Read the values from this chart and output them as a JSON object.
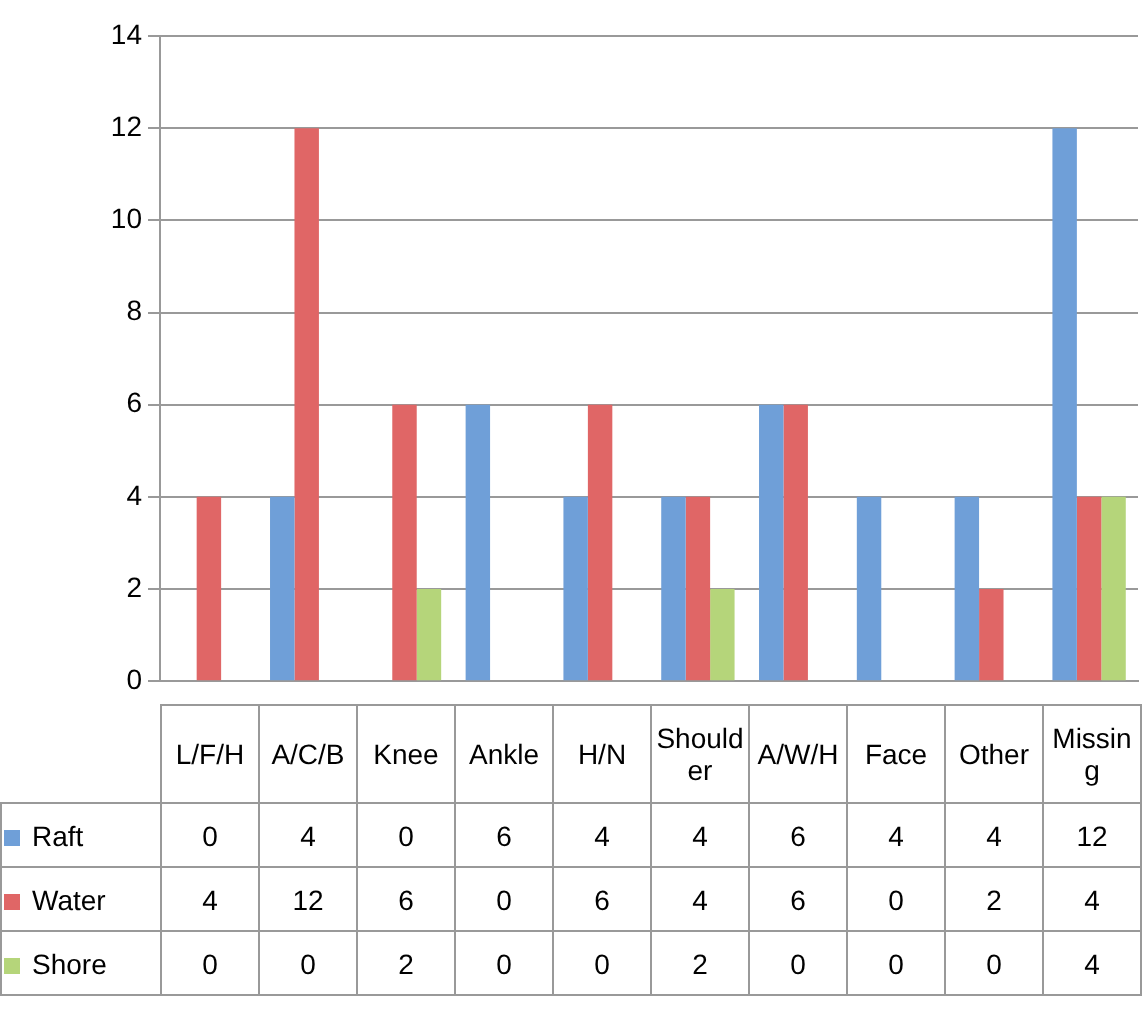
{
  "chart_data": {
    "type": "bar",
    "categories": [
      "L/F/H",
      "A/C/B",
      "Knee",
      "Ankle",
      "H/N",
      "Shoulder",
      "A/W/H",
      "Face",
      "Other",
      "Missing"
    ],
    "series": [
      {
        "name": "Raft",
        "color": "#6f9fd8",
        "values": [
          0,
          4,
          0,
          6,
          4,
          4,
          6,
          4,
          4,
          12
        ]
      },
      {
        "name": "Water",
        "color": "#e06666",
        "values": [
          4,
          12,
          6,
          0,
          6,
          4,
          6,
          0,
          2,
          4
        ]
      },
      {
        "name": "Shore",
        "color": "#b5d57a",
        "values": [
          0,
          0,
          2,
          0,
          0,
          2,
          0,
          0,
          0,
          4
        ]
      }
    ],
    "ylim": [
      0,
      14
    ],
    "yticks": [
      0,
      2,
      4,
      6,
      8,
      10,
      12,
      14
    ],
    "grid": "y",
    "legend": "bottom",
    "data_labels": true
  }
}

TASK INSTRUCTIONS:
Copy out all the records exactly, excluding pictures.

CORRECT RESPONSE:
Read the values from this chart and output them as a JSON object.
{
  "chart_data": {
    "type": "bar",
    "categories": [
      "L/F/H",
      "A/C/B",
      "Knee",
      "Ankle",
      "H/N",
      "Shoulder",
      "A/W/H",
      "Face",
      "Other",
      "Missing"
    ],
    "series": [
      {
        "name": "Raft",
        "color": "#6f9fd8",
        "values": [
          0,
          4,
          0,
          6,
          4,
          4,
          6,
          4,
          4,
          12
        ]
      },
      {
        "name": "Water",
        "color": "#e06666",
        "values": [
          4,
          12,
          6,
          0,
          6,
          4,
          6,
          0,
          2,
          4
        ]
      },
      {
        "name": "Shore",
        "color": "#b5d57a",
        "values": [
          0,
          0,
          2,
          0,
          0,
          2,
          0,
          0,
          0,
          4
        ]
      }
    ],
    "ylim": [
      0,
      14
    ],
    "yticks": [
      0,
      2,
      4,
      6,
      8,
      10,
      12,
      14
    ],
    "grid": "y",
    "legend": "bottom",
    "data_labels": true
  }
}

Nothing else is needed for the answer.